The request:
Each line below is to be written out in full, exactly as shown.

Data lines:
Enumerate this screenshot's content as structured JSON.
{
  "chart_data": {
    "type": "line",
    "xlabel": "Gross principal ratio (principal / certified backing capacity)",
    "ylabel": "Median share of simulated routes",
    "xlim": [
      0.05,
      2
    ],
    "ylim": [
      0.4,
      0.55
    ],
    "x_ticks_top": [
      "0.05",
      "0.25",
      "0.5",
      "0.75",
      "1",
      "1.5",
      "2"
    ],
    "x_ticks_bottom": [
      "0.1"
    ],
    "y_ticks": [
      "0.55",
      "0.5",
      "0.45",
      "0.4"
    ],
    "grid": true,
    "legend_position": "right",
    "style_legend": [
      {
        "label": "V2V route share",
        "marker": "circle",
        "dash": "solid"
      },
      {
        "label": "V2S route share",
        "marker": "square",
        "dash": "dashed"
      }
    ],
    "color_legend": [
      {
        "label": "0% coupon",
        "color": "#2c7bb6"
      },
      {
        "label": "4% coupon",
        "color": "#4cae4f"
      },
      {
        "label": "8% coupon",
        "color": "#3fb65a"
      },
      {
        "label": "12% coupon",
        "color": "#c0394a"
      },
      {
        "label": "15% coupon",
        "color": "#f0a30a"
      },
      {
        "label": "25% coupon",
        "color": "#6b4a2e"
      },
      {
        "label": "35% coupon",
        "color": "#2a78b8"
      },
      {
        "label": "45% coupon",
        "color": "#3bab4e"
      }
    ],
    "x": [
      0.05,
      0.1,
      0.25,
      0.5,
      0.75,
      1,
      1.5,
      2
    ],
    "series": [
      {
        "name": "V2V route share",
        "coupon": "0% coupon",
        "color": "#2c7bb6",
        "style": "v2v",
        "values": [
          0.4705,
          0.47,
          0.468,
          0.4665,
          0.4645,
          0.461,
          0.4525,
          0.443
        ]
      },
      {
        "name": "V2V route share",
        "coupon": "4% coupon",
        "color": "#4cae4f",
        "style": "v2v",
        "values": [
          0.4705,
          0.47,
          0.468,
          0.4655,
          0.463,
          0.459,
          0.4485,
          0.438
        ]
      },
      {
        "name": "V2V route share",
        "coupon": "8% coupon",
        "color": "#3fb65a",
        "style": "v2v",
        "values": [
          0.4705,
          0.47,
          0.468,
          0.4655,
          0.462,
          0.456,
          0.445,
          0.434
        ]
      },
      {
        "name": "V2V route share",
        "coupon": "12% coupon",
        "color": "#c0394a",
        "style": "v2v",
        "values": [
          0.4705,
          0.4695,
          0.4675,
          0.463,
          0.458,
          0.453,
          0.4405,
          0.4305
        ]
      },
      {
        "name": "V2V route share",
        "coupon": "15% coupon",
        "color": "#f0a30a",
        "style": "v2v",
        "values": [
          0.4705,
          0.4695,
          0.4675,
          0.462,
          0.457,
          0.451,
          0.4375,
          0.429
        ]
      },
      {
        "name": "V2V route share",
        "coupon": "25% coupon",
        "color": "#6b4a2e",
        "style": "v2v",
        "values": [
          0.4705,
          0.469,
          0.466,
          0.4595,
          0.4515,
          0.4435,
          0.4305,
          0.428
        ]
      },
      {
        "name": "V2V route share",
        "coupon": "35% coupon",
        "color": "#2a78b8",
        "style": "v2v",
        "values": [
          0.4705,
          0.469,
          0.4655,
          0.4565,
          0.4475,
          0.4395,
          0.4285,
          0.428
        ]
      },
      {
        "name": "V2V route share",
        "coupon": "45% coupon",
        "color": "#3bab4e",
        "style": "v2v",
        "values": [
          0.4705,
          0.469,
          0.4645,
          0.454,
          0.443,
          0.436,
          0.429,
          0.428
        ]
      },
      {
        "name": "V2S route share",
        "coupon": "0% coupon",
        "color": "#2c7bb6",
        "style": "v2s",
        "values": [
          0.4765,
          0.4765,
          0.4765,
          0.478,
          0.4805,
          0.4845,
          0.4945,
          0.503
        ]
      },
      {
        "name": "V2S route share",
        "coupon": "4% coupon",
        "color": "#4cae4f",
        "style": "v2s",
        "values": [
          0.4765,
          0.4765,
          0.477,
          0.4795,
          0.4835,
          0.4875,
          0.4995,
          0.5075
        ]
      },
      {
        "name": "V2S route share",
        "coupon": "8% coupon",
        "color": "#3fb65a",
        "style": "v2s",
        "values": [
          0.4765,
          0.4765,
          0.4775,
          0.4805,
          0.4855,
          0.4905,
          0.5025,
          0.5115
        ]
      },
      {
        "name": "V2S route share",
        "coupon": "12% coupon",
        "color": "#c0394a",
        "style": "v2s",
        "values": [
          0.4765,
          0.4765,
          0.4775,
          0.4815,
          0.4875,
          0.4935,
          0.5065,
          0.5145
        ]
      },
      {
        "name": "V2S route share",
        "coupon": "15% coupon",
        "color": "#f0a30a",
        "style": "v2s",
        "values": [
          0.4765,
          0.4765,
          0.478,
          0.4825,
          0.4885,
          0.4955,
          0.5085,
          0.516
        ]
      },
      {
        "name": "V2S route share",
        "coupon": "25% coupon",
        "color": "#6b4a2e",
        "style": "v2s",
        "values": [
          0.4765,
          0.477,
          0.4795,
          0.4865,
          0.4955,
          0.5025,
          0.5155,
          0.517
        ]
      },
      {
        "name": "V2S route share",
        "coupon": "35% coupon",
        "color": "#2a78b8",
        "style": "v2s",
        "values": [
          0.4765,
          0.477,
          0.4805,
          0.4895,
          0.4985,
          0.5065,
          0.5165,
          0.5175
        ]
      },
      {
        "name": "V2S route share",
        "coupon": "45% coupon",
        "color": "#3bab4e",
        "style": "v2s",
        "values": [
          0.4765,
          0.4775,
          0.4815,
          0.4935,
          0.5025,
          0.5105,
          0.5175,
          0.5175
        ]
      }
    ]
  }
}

Output for this task:
Enumerate this screenshot's content as structured JSON.
{
  "chart_data": {
    "type": "line",
    "xlabel": "Gross principal ratio (principal / certified backing capacity)",
    "ylabel": "Median share of simulated routes",
    "xlim": [
      0.05,
      2
    ],
    "ylim": [
      0.4,
      0.55
    ],
    "x_ticks_top": [
      "0.05",
      "0.25",
      "0.5",
      "0.75",
      "1",
      "1.5",
      "2"
    ],
    "x_ticks_bottom": [
      "0.1"
    ],
    "y_ticks": [
      "0.55",
      "0.5",
      "0.45",
      "0.4"
    ],
    "grid": true,
    "legend_position": "right",
    "style_legend": [
      {
        "label": "V2V route share",
        "marker": "circle",
        "dash": "solid"
      },
      {
        "label": "V2S route share",
        "marker": "square",
        "dash": "dashed"
      }
    ],
    "color_legend": [
      {
        "label": "0% coupon",
        "color": "#2c7bb6"
      },
      {
        "label": "4% coupon",
        "color": "#4cae4f"
      },
      {
        "label": "8% coupon",
        "color": "#3fb65a"
      },
      {
        "label": "12% coupon",
        "color": "#c0394a"
      },
      {
        "label": "15% coupon",
        "color": "#f0a30a"
      },
      {
        "label": "25% coupon",
        "color": "#6b4a2e"
      },
      {
        "label": "35% coupon",
        "color": "#2a78b8"
      },
      {
        "label": "45% coupon",
        "color": "#3bab4e"
      }
    ],
    "x": [
      0.05,
      0.1,
      0.25,
      0.5,
      0.75,
      1,
      1.5,
      2
    ],
    "series": [
      {
        "name": "V2V route share",
        "coupon": "0% coupon",
        "color": "#2c7bb6",
        "style": "v2v",
        "values": [
          0.4705,
          0.47,
          0.468,
          0.4665,
          0.4645,
          0.461,
          0.4525,
          0.443
        ]
      },
      {
        "name": "V2V route share",
        "coupon": "4% coupon",
        "color": "#4cae4f",
        "style": "v2v",
        "values": [
          0.4705,
          0.47,
          0.468,
          0.4655,
          0.463,
          0.459,
          0.4485,
          0.438
        ]
      },
      {
        "name": "V2V route share",
        "coupon": "8% coupon",
        "color": "#3fb65a",
        "style": "v2v",
        "values": [
          0.4705,
          0.47,
          0.468,
          0.4655,
          0.462,
          0.456,
          0.445,
          0.434
        ]
      },
      {
        "name": "V2V route share",
        "coupon": "12% coupon",
        "color": "#c0394a",
        "style": "v2v",
        "values": [
          0.4705,
          0.4695,
          0.4675,
          0.463,
          0.458,
          0.453,
          0.4405,
          0.4305
        ]
      },
      {
        "name": "V2V route share",
        "coupon": "15% coupon",
        "color": "#f0a30a",
        "style": "v2v",
        "values": [
          0.4705,
          0.4695,
          0.4675,
          0.462,
          0.457,
          0.451,
          0.4375,
          0.429
        ]
      },
      {
        "name": "V2V route share",
        "coupon": "25% coupon",
        "color": "#6b4a2e",
        "style": "v2v",
        "values": [
          0.4705,
          0.469,
          0.466,
          0.4595,
          0.4515,
          0.4435,
          0.4305,
          0.428
        ]
      },
      {
        "name": "V2V route share",
        "coupon": "35% coupon",
        "color": "#2a78b8",
        "style": "v2v",
        "values": [
          0.4705,
          0.469,
          0.4655,
          0.4565,
          0.4475,
          0.4395,
          0.4285,
          0.428
        ]
      },
      {
        "name": "V2V route share",
        "coupon": "45% coupon",
        "color": "#3bab4e",
        "style": "v2v",
        "values": [
          0.4705,
          0.469,
          0.4645,
          0.454,
          0.443,
          0.436,
          0.429,
          0.428
        ]
      },
      {
        "name": "V2S route share",
        "coupon": "0% coupon",
        "color": "#2c7bb6",
        "style": "v2s",
        "values": [
          0.4765,
          0.4765,
          0.4765,
          0.478,
          0.4805,
          0.4845,
          0.4945,
          0.503
        ]
      },
      {
        "name": "V2S route share",
        "coupon": "4% coupon",
        "color": "#4cae4f",
        "style": "v2s",
        "values": [
          0.4765,
          0.4765,
          0.477,
          0.4795,
          0.4835,
          0.4875,
          0.4995,
          0.5075
        ]
      },
      {
        "name": "V2S route share",
        "coupon": "8% coupon",
        "color": "#3fb65a",
        "style": "v2s",
        "values": [
          0.4765,
          0.4765,
          0.4775,
          0.4805,
          0.4855,
          0.4905,
          0.5025,
          0.5115
        ]
      },
      {
        "name": "V2S route share",
        "coupon": "12% coupon",
        "color": "#c0394a",
        "style": "v2s",
        "values": [
          0.4765,
          0.4765,
          0.4775,
          0.4815,
          0.4875,
          0.4935,
          0.5065,
          0.5145
        ]
      },
      {
        "name": "V2S route share",
        "coupon": "15% coupon",
        "color": "#f0a30a",
        "style": "v2s",
        "values": [
          0.4765,
          0.4765,
          0.478,
          0.4825,
          0.4885,
          0.4955,
          0.5085,
          0.516
        ]
      },
      {
        "name": "V2S route share",
        "coupon": "25% coupon",
        "color": "#6b4a2e",
        "style": "v2s",
        "values": [
          0.4765,
          0.477,
          0.4795,
          0.4865,
          0.4955,
          0.5025,
          0.5155,
          0.517
        ]
      },
      {
        "name": "V2S route share",
        "coupon": "35% coupon",
        "color": "#2a78b8",
        "style": "v2s",
        "values": [
          0.4765,
          0.477,
          0.4805,
          0.4895,
          0.4985,
          0.5065,
          0.5165,
          0.5175
        ]
      },
      {
        "name": "V2S route share",
        "coupon": "45% coupon",
        "color": "#3bab4e",
        "style": "v2s",
        "values": [
          0.4765,
          0.4775,
          0.4815,
          0.4935,
          0.5025,
          0.5105,
          0.5175,
          0.5175
        ]
      }
    ]
  }
}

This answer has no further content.